Task brief
Take each line that has the word "rejoint" and return it.
** START Extracted material **
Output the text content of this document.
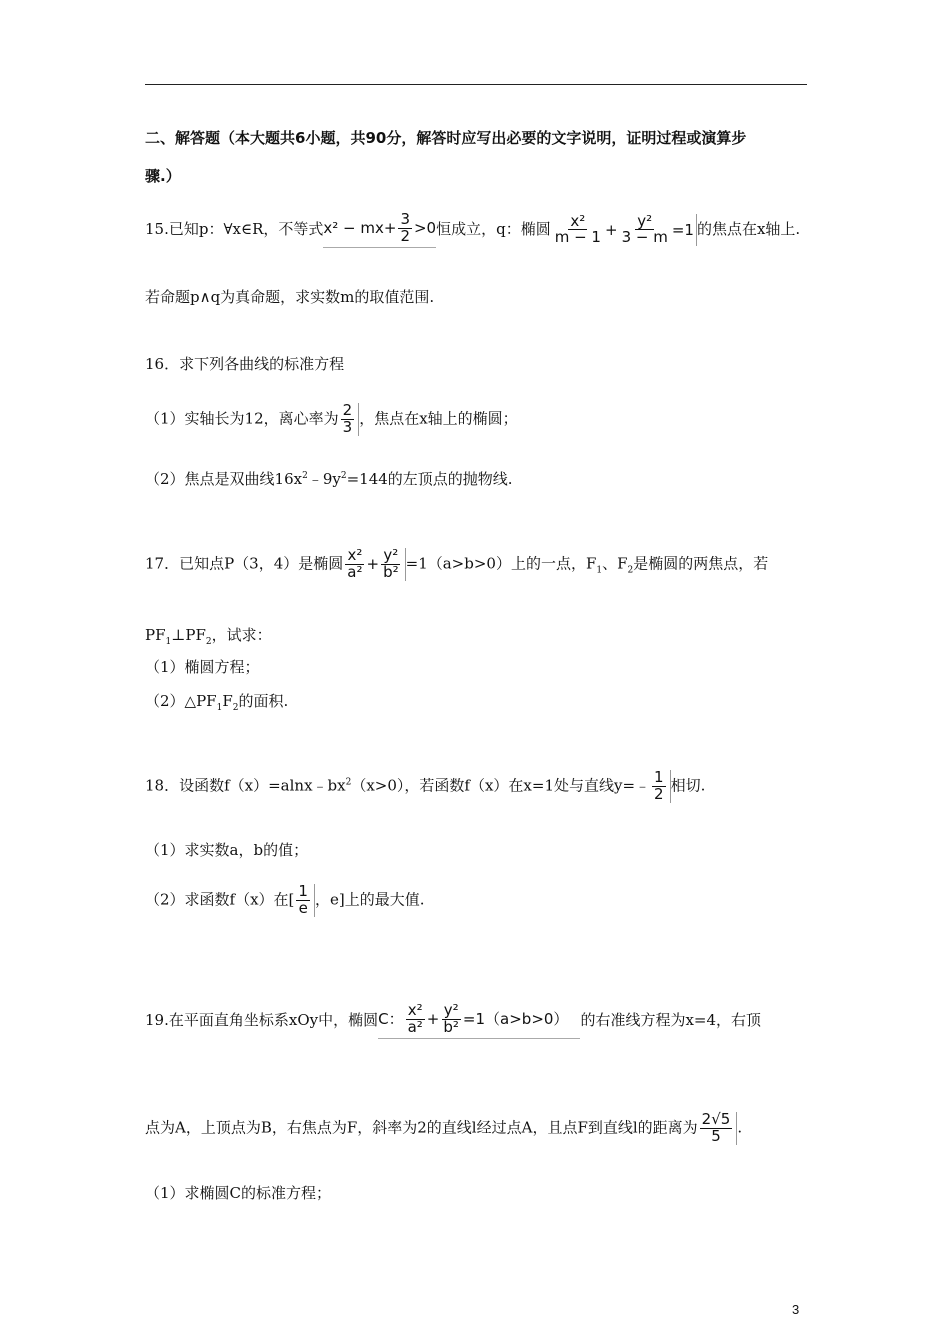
二、解答题（本大题共6小题，共90分，解答时应写出必要的文字说明，证明过程或演算步
骤.）
15.已知p：∀x∈R，不等式$x^2 - mx+ \frac{3}{2} >0$恒成立，q：椭圆 $\frac{\text{x²}}{m - 1} + \frac{\text{y²}}{3 - m} =1$ 的焦点在x轴上.
若命题p∧q为真命题，求实数m的取值范围.
16．求下列各曲线的标准方程
（1）实轴长为12，离心率为 $\frac{2}{3}$ ，焦点在x轴上的椭圆；
（2）焦点是双曲线$16x^2﹣9y^2=144$的左顶点的抛物线.
17．已知点P（3，4）是椭圆 $\frac{\text{x²}}{\text{a²}} + \frac{\text{y²}}{\text{b²}} =1(a>b>0)$上的一点，$F_1$、$F_2$是椭圆的两焦点，若
$PF_1\perp PF_2$，试求：
（1）椭圆方程；
$(2)\triangle PF_1F_2$的面积.
18．设函数$f(x)=alnx﹣bx^2(x>0)$，若函数f（x）在x=1处与直线y=﹣ $\frac{1}{2}$ 相切.
（1）求实数a，b的值；
（2）求函数f（x）在[ $\frac{1}{e}$ ，e]上的最大值.
19.在平面直角坐标系xOy中，椭圆C： $\frac{\text{x²}}{\text{a²}} + \frac{\text{y²}}{\text{b²}} =1(a>b>0)$ 的右准线方程为x=4，右顶
点为A，上顶点为B，右焦点为F，斜率为2的直线l经过点A，且点F到直线l的距离为 $\frac{2√5}{5}$ .
（1）求椭圆C的标准方程；
3
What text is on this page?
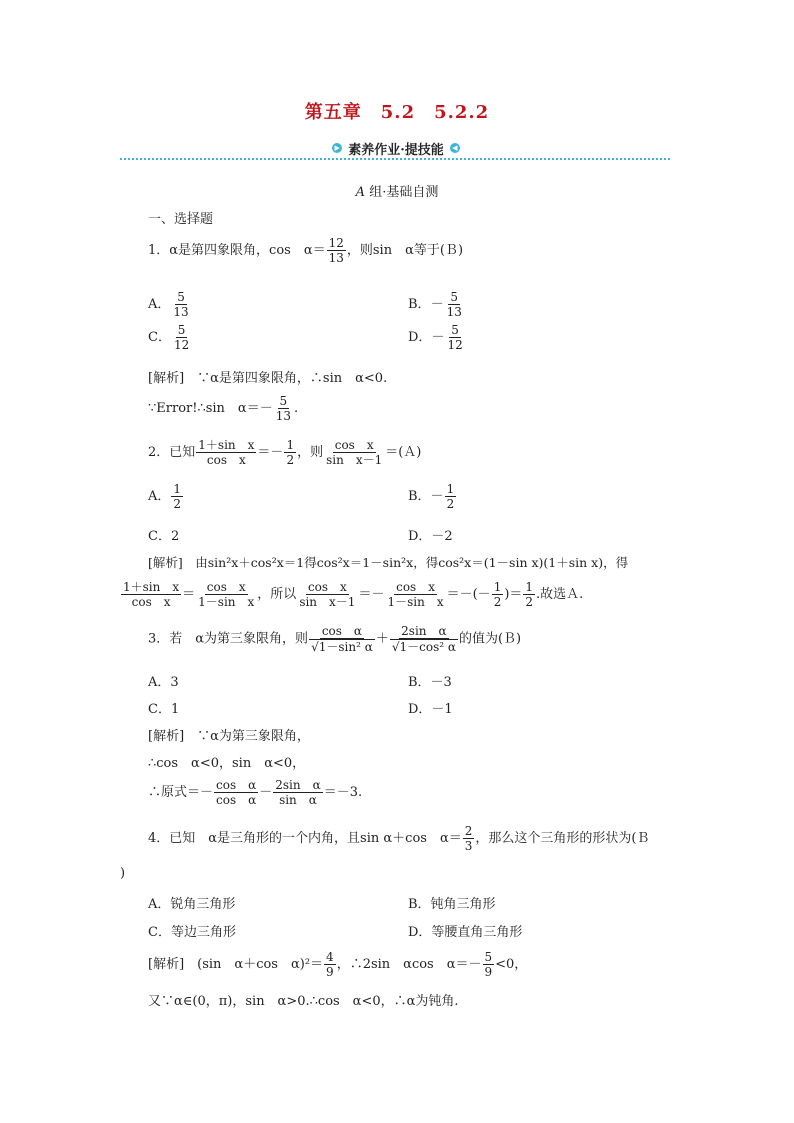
第五章　5.2　5.2.2
▶ 素养作业·提技能	◀
A 组·基础自测
一、选择题
1．α是第四象限角，cos　$\alpha= \frac{12}{13}$ ，则sin　α等于(Ｂ)
A． $\frac{5}{13}$	B．－ $\frac{5}{13}$
C． $\frac{5}{12}$	D．－ $\frac{5}{12}$
[解析]　∵α是第四象限角，∴sin　α<0.
∵Error!∴sin　$\alpha=- \frac{5}{13}$ .
2．已知 $\frac{\text{1＋sin　x}}{\text{cos　x}} =- \frac{1}{2}$ ，则 $\frac{\text{cos　x}}{\text{sin　x－1}}$ ＝(Ａ)
A． $\frac{1}{2}$	B．－ $\frac{1}{2}$
C．2	D．－2
[解析]　由sin²x＋cos²x＝1得cos²x＝1－sin²x，得cos²x＝(1－sin x)(1＋sin x)，得
$\frac{\text{1＋sin　x}}{\text{cos　x}} = \frac{\text{cos　x}}{\text{1－sin　x}}$ ，所以 $\frac{\text{cos　x}}{\text{sin　x－1}} =- \frac{\text{cos　x}}{\text{1－sin　x}}$ ＝－(－ $\frac{1}{2}$ )＝ $\frac{1}{2}$ .故选Ａ.
3．若　α为第三象限角，则 $\frac{\text{cos　α}}{\text{√1－sin² α}} + \frac{\text{2sin　α}}{\text{√1－cos² α}}$ 的值为(Ｂ)
A．3	B．－3
C．1	D．－1
[解析]　∵α为第三象限角，
∴cos　α<0，sin　α<0，
∴原式＝－ $\frac{\text{cos　α}}{\text{cos　α}} - \frac{\text{2sin　α}}{\text{sin　α}} =-3$.
4．已知　α是三角形的一个内角，且sin α＋cos　$\alpha= \frac{2}{3}$ ，那么这个三角形的形状为(Ｂ
)
A．锐角三角形	B．钝角三角形
C．等边三角形	D．等腰直角三角形
[解析]　(sin　α＋cos　$\alpha)^2= \frac{4}{9}$ ，∴2sin　αcos　$\alpha=- \frac{5}{9} <0$，
又∵α∈(0，π)，sin　α>0.∴cos　α<0，∴α为钝角.
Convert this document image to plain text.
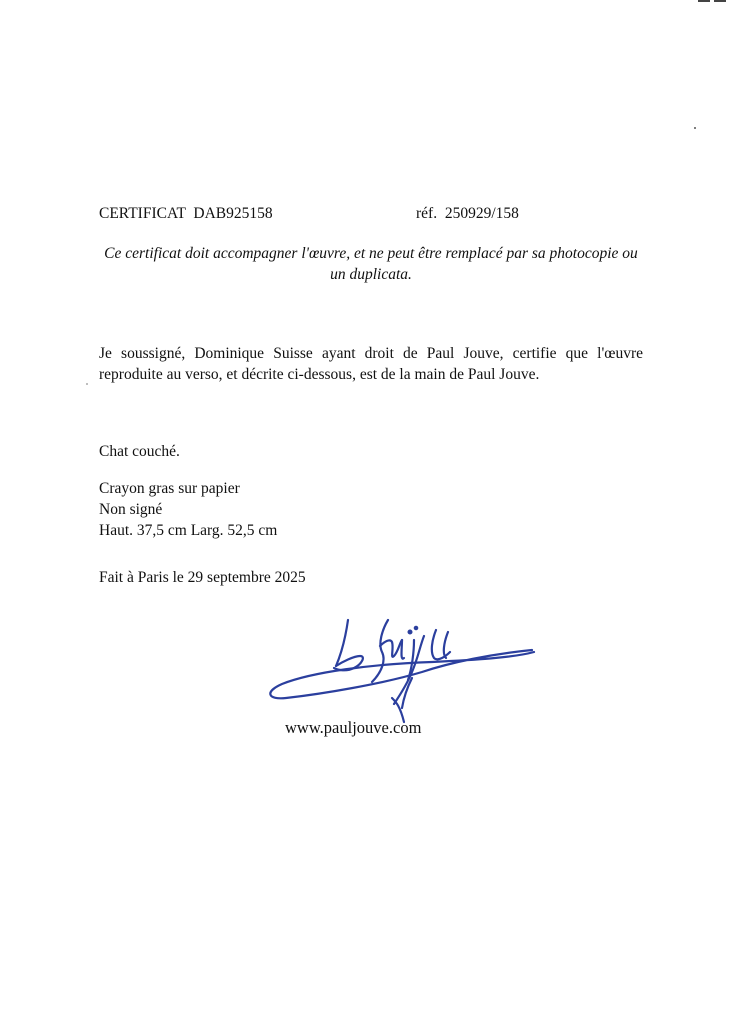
CERTIFICAT  DAB925158	réf.  250929/158
Ce certificat doit accompagner l'œuvre, et ne peut être remplacé par sa photocopie ou un duplicata.
Je soussigné, Dominique Suisse ayant droit de Paul Jouve, certifie que l'œuvre reproduite au verso, et décrite ci-dessous, est de la main de Paul Jouve.
Chat couché.
Crayon gras sur papier
Non signé
Haut. 37,5 cm Larg. 52,5 cm
Fait à Paris le 29 septembre 2025
www.pauljouve.com
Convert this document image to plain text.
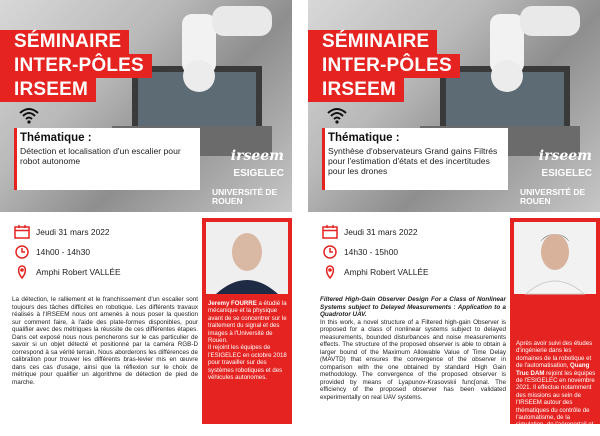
SÉMINAIRE
INTER-PÔLES
IRSEEM
Thématique :
Détection et localisation d'un escalier pour robot autonome	irseem
ESIGELEC
UNIVERSITÉ DE ROUEN
Jeudi 31 mars 2022
14h00 - 14h30
Amphi Robert VALLÉE
La détection, le ralliement et le franchissement d'un escalier sont toujours des tâches difficiles en robotique. Les différents travaux réalisés à l'IRSEEM nous ont amenés à nous poser la question sur comment faire, à l'aide des plate-formes disponibles, pour qualifier avec des métriques la réussite de ces différentes étapes. Dans cet exposé nous nous pencherons sur le cas particulier de savoir si un objet détecté et positionné par la caméra RGB-D correspond à sa vérité terrain. Nous aborderons les différences de calibration pour trouver les différents bras-levier mis en œuvre dans ces cas d'usage, ainsi que la réflexion sur le choix de métrique pour qualifier un algorithme de détection de pied de marche.
Jeremy FOURRE a étudié la mécanique et la physique avant de se concentrer sur le traitement du signal et des images à l'Université de Rouen.
Il rejoint les équipes de l'ESIGELEC en octobre 2018 pour travailler sur des systèmes robotiques et des véhicules autonomes.
SÉMINAIRE
INTER-PÔLES
IRSEEM
Thématique :
Synthèse d'observateurs Grand gains Filtrés pour l'estimation d'états et des incertitudes pour les drones
irseem
ESIGELEC
UNIVERSITÉ DE ROUEN
Jeudi 31 mars 2022
14h30 - 15h00
Amphi Robert VALLÉE
Filtered High-Gain Observer Design For a Class of Nonlinear Systems subject to Delayed Measurements : Application to a Quadrotor UAV.
In this work, a novel structure of a Filtered high-gain Observer is proposed for a class of nonlinear systems subject to delayed measurements, bounded disturbances and noise measurements effects. The structure of the proposed observer is able to obtain a larger bound of the Maximum Allowable Value of Time Delay (MAVTD) that ensures the convergence of the observer in comparison with the one obtained by standard High Gain methodology. The convergence of the proposed observer is provided by means of Lyapunov-Krasovskii func[onal. The efficiency of the proposed observer has been validated experimentally on real UAV systems.
Après avoir suivi des études d'ingénierie dans les domaines de la robotique et de l'automatisation, Quang Truc DAM rejoint les équipes de l'ESIGELEC en novembre 2021. Il effectue notamment des missions au sein de l'IRSEEM autour des thématiques du contrôle de l'automatisme, de la simulation, de l'aéroportail et de la programmation.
** END Extracted material **
Solution for this exercise
Il rejoint les équipes de l'ESIGELEC en octobre 2018 pour travailler sur des systèmes robotiques et des véhicules autonomes.
Après avoir suivi des études d'ingénierie dans les domaines de la robotique et de l'automatisation, Quang Truc DAM rejoint les équipes de l'ESIGELEC en novembre 2021. Il effectue notamment des missions au sein de l'IRSEEM autour des thématiques du contrôle de l'automatisme, de la simulation, de l'aéroportail et de la programmation.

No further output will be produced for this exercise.